[Collected data]
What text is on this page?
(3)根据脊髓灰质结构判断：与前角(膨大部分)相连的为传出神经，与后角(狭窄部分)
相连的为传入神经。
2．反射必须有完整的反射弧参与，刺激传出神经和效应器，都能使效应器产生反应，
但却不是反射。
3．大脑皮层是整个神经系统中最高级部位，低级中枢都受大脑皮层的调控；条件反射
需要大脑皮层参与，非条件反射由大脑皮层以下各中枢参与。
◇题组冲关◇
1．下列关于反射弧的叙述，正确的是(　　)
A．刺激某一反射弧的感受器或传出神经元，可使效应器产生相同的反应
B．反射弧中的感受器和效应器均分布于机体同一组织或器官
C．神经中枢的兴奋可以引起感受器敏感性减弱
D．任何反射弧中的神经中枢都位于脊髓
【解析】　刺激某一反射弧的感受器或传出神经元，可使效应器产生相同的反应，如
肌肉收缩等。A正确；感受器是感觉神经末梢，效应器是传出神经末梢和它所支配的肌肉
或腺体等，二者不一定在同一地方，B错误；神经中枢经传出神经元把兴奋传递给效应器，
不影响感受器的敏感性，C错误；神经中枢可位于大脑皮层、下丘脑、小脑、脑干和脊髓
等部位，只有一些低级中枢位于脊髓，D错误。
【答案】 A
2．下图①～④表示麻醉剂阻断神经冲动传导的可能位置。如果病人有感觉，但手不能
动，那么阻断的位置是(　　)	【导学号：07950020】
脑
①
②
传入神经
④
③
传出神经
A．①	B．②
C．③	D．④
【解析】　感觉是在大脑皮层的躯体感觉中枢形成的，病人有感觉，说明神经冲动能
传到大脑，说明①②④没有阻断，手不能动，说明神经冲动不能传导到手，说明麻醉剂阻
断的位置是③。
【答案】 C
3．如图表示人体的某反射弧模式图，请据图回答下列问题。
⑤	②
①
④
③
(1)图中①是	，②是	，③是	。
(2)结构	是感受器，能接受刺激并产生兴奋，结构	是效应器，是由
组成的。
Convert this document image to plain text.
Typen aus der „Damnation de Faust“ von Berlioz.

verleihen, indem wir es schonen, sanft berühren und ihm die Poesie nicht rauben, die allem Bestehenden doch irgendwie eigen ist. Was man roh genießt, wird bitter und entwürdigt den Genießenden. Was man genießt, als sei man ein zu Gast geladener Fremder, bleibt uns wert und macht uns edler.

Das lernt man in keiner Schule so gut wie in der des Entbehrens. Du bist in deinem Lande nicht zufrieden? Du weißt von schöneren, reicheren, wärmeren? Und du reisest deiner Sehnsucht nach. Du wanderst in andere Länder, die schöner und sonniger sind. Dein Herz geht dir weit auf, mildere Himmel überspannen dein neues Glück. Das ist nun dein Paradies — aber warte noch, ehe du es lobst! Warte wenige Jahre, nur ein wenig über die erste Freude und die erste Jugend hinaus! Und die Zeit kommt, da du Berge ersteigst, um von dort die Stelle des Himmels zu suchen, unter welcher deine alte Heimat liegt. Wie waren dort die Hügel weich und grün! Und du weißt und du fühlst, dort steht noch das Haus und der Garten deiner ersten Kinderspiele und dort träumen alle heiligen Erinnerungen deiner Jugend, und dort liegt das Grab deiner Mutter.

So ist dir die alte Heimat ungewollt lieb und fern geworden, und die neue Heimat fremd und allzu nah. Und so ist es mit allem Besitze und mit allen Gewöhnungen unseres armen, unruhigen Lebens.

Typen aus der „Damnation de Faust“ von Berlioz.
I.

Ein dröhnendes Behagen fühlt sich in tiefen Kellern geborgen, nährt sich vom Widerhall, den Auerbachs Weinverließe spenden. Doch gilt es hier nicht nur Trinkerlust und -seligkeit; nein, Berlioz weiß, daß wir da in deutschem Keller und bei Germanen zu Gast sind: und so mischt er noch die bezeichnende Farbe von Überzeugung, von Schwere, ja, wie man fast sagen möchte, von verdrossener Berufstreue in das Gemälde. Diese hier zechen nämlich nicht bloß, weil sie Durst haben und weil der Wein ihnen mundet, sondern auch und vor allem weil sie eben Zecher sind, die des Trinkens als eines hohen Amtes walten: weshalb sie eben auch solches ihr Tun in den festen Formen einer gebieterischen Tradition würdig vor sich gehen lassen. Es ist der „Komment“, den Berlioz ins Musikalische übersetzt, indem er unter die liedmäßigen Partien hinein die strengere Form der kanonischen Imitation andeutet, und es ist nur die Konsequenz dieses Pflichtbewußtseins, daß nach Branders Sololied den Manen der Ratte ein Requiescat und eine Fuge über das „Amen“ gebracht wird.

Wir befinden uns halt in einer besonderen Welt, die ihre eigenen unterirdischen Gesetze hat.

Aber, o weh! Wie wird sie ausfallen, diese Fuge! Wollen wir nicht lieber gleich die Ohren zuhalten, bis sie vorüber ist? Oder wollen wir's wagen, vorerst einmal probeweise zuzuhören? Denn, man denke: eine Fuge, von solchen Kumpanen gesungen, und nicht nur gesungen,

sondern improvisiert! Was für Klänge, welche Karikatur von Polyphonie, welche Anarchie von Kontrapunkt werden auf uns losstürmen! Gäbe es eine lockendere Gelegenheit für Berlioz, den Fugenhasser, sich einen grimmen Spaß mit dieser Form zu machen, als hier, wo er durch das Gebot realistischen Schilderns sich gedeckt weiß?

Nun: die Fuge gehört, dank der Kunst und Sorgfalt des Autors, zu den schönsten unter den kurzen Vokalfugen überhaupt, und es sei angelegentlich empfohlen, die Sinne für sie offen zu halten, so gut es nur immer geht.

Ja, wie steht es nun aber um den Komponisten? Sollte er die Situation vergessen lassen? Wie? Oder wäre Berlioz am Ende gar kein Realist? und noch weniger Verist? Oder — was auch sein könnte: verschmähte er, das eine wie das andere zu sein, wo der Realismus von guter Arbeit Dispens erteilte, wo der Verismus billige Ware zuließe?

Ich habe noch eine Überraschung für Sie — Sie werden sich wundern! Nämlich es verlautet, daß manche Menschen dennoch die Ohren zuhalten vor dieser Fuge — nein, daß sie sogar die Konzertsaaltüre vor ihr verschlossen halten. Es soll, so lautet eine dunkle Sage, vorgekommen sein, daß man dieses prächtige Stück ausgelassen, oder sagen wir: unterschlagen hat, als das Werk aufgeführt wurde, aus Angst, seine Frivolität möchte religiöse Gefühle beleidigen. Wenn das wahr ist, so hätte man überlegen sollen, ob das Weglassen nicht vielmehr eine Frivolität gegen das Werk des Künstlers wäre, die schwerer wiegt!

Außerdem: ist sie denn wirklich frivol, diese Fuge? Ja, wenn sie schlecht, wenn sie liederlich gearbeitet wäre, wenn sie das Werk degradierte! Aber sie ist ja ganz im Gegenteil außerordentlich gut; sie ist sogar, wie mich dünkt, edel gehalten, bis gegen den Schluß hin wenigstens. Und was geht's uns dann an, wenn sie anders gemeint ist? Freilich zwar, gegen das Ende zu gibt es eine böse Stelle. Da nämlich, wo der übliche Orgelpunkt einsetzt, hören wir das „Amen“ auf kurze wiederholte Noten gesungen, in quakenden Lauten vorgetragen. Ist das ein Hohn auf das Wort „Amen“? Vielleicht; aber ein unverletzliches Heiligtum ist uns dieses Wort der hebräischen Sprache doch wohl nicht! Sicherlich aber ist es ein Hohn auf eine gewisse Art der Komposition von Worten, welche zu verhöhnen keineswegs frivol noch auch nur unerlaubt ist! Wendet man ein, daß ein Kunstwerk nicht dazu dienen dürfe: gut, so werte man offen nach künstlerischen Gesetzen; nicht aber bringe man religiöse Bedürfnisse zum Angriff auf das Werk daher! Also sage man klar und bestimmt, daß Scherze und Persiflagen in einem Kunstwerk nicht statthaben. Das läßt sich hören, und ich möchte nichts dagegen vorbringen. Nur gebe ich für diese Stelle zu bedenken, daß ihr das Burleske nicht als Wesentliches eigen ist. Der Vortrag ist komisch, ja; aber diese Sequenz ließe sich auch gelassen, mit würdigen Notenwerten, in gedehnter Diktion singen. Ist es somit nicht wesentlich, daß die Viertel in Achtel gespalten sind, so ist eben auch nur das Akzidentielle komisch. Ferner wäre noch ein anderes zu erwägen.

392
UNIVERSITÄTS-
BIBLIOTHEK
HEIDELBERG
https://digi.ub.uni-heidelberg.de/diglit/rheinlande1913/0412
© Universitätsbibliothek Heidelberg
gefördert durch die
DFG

### JOB
Determine the number of lines where the string "可使效应器产生相同的反应" occurs, and give that number only.

### SOLUTION TO THE EXERCISE
2